__EXERCISE PROMPT__
Find every line with the string "title" in it, count them, and reply with that count only.

__RECORDS FOR THE TASK__
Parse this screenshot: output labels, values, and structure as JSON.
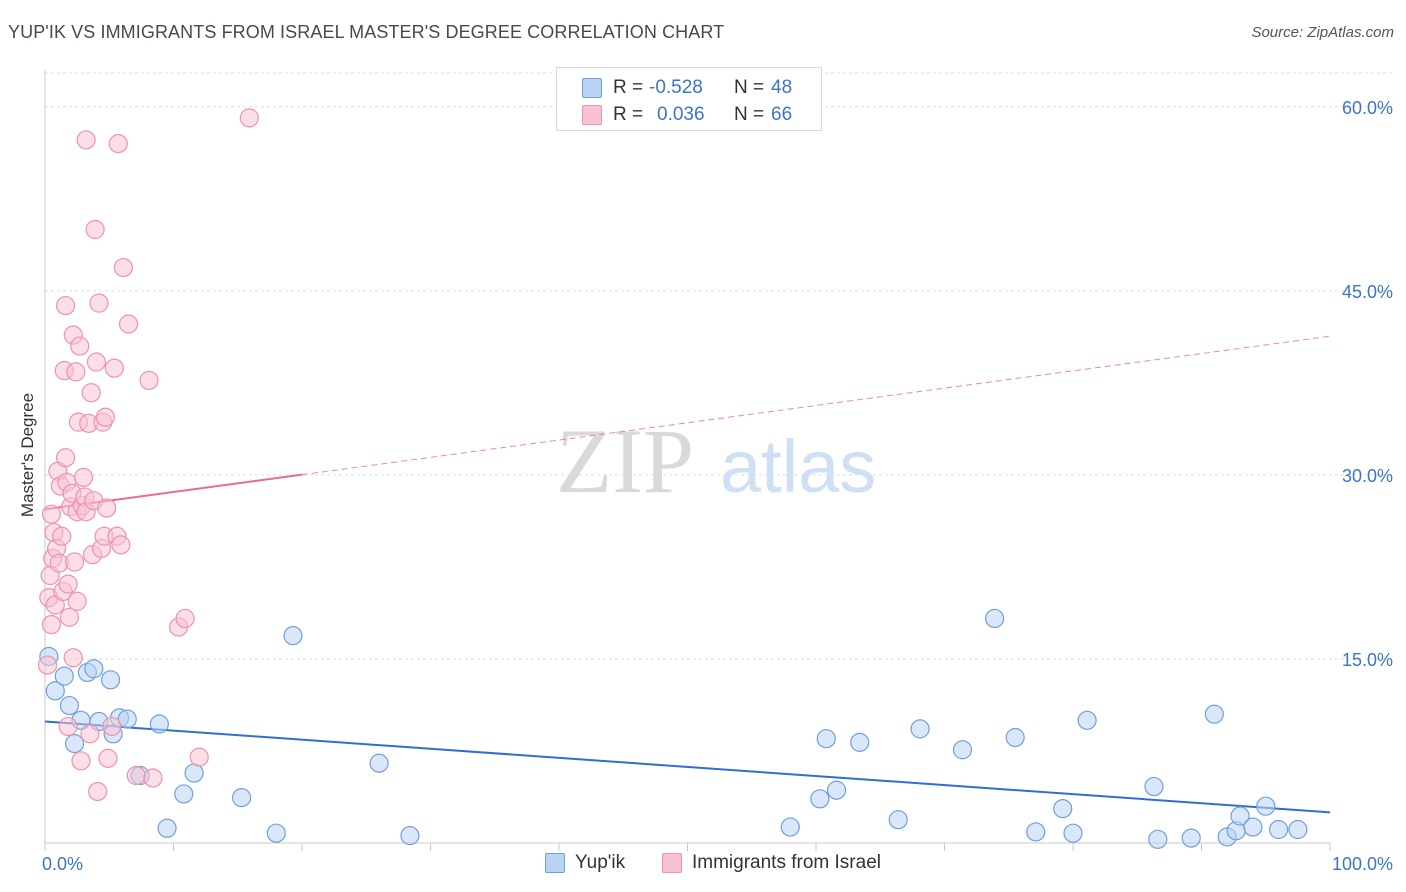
{
  "title": "YUP'IK VS IMMIGRANTS FROM ISRAEL MASTER'S DEGREE CORRELATION CHART",
  "source": "Source: ZipAtlas.com",
  "watermark": {
    "zip": "ZIP",
    "atlas": "atlas"
  },
  "legend": {
    "rows": [
      {
        "r_label": "R =",
        "r_value": "-0.528",
        "n_label": "N =",
        "n_value": "48"
      },
      {
        "r_label": "R =",
        "r_value": "0.036",
        "n_label": "N =",
        "n_value": "66"
      }
    ]
  },
  "bottom_legend": [
    "Yup'ik",
    "Immigrants from Israel"
  ],
  "colors": {
    "blue_fill": "#b9d3f2",
    "blue_stroke": "#6fa0dd",
    "blue_line": "#2f6fd0",
    "pink_fill": "#f7c3d2",
    "pink_stroke": "#ec93b0",
    "pink_line": "#e86b97",
    "axis_text": "#3d74c8",
    "grid": "#dedede"
  },
  "chart_data": {
    "type": "scatter",
    "title": "YUP'IK VS IMMIGRANTS FROM ISRAEL MASTER'S DEGREE CORRELATION CHART",
    "xlabel": "",
    "ylabel": "Master's Degree",
    "xlim": [
      0,
      100
    ],
    "ylim": [
      0,
      63
    ],
    "x_tick_labels": [
      {
        "value": 0,
        "label": "0.0%"
      },
      {
        "value": 100,
        "label": "100.0%"
      }
    ],
    "y_tick_labels": [
      {
        "value": 15,
        "label": "15.0%"
      },
      {
        "value": 30,
        "label": "30.0%"
      },
      {
        "value": 45,
        "label": "45.0%"
      },
      {
        "value": 60,
        "label": "60.0%"
      }
    ],
    "series": [
      {
        "name": "Yup'ik",
        "r": -0.528,
        "n": 48,
        "trend": {
          "x": [
            0,
            100
          ],
          "y": [
            9.9,
            2.5
          ],
          "dashed_from": null
        },
        "points": [
          {
            "x": 0.3,
            "y": 15.2
          },
          {
            "x": 0.8,
            "y": 12.4
          },
          {
            "x": 1.5,
            "y": 13.6
          },
          {
            "x": 1.9,
            "y": 11.2
          },
          {
            "x": 2.3,
            "y": 8.1
          },
          {
            "x": 2.8,
            "y": 10.0
          },
          {
            "x": 3.3,
            "y": 13.9
          },
          {
            "x": 3.8,
            "y": 14.2
          },
          {
            "x": 4.2,
            "y": 9.9
          },
          {
            "x": 5.1,
            "y": 13.3
          },
          {
            "x": 5.3,
            "y": 8.9
          },
          {
            "x": 5.8,
            "y": 10.2
          },
          {
            "x": 6.4,
            "y": 10.1
          },
          {
            "x": 7.4,
            "y": 5.5
          },
          {
            "x": 8.9,
            "y": 9.7
          },
          {
            "x": 9.5,
            "y": 1.2
          },
          {
            "x": 10.8,
            "y": 4.0
          },
          {
            "x": 11.6,
            "y": 5.7
          },
          {
            "x": 15.3,
            "y": 3.7
          },
          {
            "x": 18.0,
            "y": 0.8
          },
          {
            "x": 19.3,
            "y": 16.9
          },
          {
            "x": 26.0,
            "y": 6.5
          },
          {
            "x": 28.4,
            "y": 0.6
          },
          {
            "x": 58.0,
            "y": 1.3
          },
          {
            "x": 60.3,
            "y": 3.6
          },
          {
            "x": 60.8,
            "y": 8.5
          },
          {
            "x": 61.6,
            "y": 4.3
          },
          {
            "x": 63.4,
            "y": 8.2
          },
          {
            "x": 66.4,
            "y": 1.9
          },
          {
            "x": 68.1,
            "y": 9.3
          },
          {
            "x": 71.4,
            "y": 7.6
          },
          {
            "x": 73.9,
            "y": 18.3
          },
          {
            "x": 75.5,
            "y": 8.6
          },
          {
            "x": 77.1,
            "y": 0.9
          },
          {
            "x": 79.2,
            "y": 2.8
          },
          {
            "x": 80.0,
            "y": 0.8
          },
          {
            "x": 81.1,
            "y": 10.0
          },
          {
            "x": 86.3,
            "y": 4.6
          },
          {
            "x": 86.6,
            "y": 0.3
          },
          {
            "x": 89.2,
            "y": 0.4
          },
          {
            "x": 91.0,
            "y": 10.5
          },
          {
            "x": 92.0,
            "y": 0.5
          },
          {
            "x": 92.7,
            "y": 1.0
          },
          {
            "x": 93.0,
            "y": 2.2
          },
          {
            "x": 94.0,
            "y": 1.3
          },
          {
            "x": 95.0,
            "y": 3.0
          },
          {
            "x": 96.0,
            "y": 1.1
          },
          {
            "x": 97.5,
            "y": 1.1
          }
        ]
      },
      {
        "name": "Immigrants from Israel",
        "r": 0.036,
        "n": 66,
        "trend": {
          "x": [
            0,
            100
          ],
          "y": [
            27.2,
            41.3
          ],
          "dashed_from": 20
        },
        "points": [
          {
            "x": 0.2,
            "y": 14.5
          },
          {
            "x": 0.3,
            "y": 20.0
          },
          {
            "x": 0.4,
            "y": 21.8
          },
          {
            "x": 0.5,
            "y": 26.8
          },
          {
            "x": 0.5,
            "y": 17.8
          },
          {
            "x": 0.6,
            "y": 23.2
          },
          {
            "x": 0.7,
            "y": 25.3
          },
          {
            "x": 0.8,
            "y": 19.4
          },
          {
            "x": 0.9,
            "y": 24.0
          },
          {
            "x": 1.0,
            "y": 30.3
          },
          {
            "x": 1.1,
            "y": 22.8
          },
          {
            "x": 1.2,
            "y": 29.1
          },
          {
            "x": 1.3,
            "y": 25.0
          },
          {
            "x": 1.4,
            "y": 20.5
          },
          {
            "x": 1.5,
            "y": 38.5
          },
          {
            "x": 1.6,
            "y": 31.4
          },
          {
            "x": 1.6,
            "y": 43.8
          },
          {
            "x": 1.7,
            "y": 29.4
          },
          {
            "x": 1.8,
            "y": 9.5
          },
          {
            "x": 1.8,
            "y": 21.1
          },
          {
            "x": 1.9,
            "y": 18.4
          },
          {
            "x": 2.0,
            "y": 27.4
          },
          {
            "x": 2.1,
            "y": 28.5
          },
          {
            "x": 2.2,
            "y": 15.1
          },
          {
            "x": 2.2,
            "y": 41.4
          },
          {
            "x": 2.3,
            "y": 22.9
          },
          {
            "x": 2.4,
            "y": 38.4
          },
          {
            "x": 2.5,
            "y": 19.7
          },
          {
            "x": 2.5,
            "y": 27.0
          },
          {
            "x": 2.6,
            "y": 34.3
          },
          {
            "x": 2.7,
            "y": 40.5
          },
          {
            "x": 2.8,
            "y": 6.7
          },
          {
            "x": 2.9,
            "y": 27.5
          },
          {
            "x": 3.0,
            "y": 29.8
          },
          {
            "x": 3.1,
            "y": 28.2
          },
          {
            "x": 3.2,
            "y": 27.0
          },
          {
            "x": 3.2,
            "y": 57.3
          },
          {
            "x": 3.4,
            "y": 34.2
          },
          {
            "x": 3.5,
            "y": 8.9
          },
          {
            "x": 3.6,
            "y": 36.7
          },
          {
            "x": 3.7,
            "y": 23.5
          },
          {
            "x": 3.8,
            "y": 27.9
          },
          {
            "x": 3.9,
            "y": 50.0
          },
          {
            "x": 4.0,
            "y": 39.2
          },
          {
            "x": 4.1,
            "y": 4.2
          },
          {
            "x": 4.2,
            "y": 44.0
          },
          {
            "x": 4.4,
            "y": 24.0
          },
          {
            "x": 4.5,
            "y": 34.3
          },
          {
            "x": 4.6,
            "y": 25.0
          },
          {
            "x": 4.7,
            "y": 34.7
          },
          {
            "x": 4.8,
            "y": 27.3
          },
          {
            "x": 4.9,
            "y": 6.9
          },
          {
            "x": 5.2,
            "y": 9.5
          },
          {
            "x": 5.4,
            "y": 38.7
          },
          {
            "x": 5.6,
            "y": 25.0
          },
          {
            "x": 5.7,
            "y": 57.0
          },
          {
            "x": 5.9,
            "y": 24.3
          },
          {
            "x": 6.1,
            "y": 46.9
          },
          {
            "x": 6.5,
            "y": 42.3
          },
          {
            "x": 7.1,
            "y": 5.5
          },
          {
            "x": 8.1,
            "y": 37.7
          },
          {
            "x": 8.4,
            "y": 5.3
          },
          {
            "x": 10.4,
            "y": 17.6
          },
          {
            "x": 10.9,
            "y": 18.3
          },
          {
            "x": 12.0,
            "y": 7.0
          },
          {
            "x": 15.9,
            "y": 59.1
          }
        ]
      }
    ]
  }
}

__WRITTEN SOLUTION__
2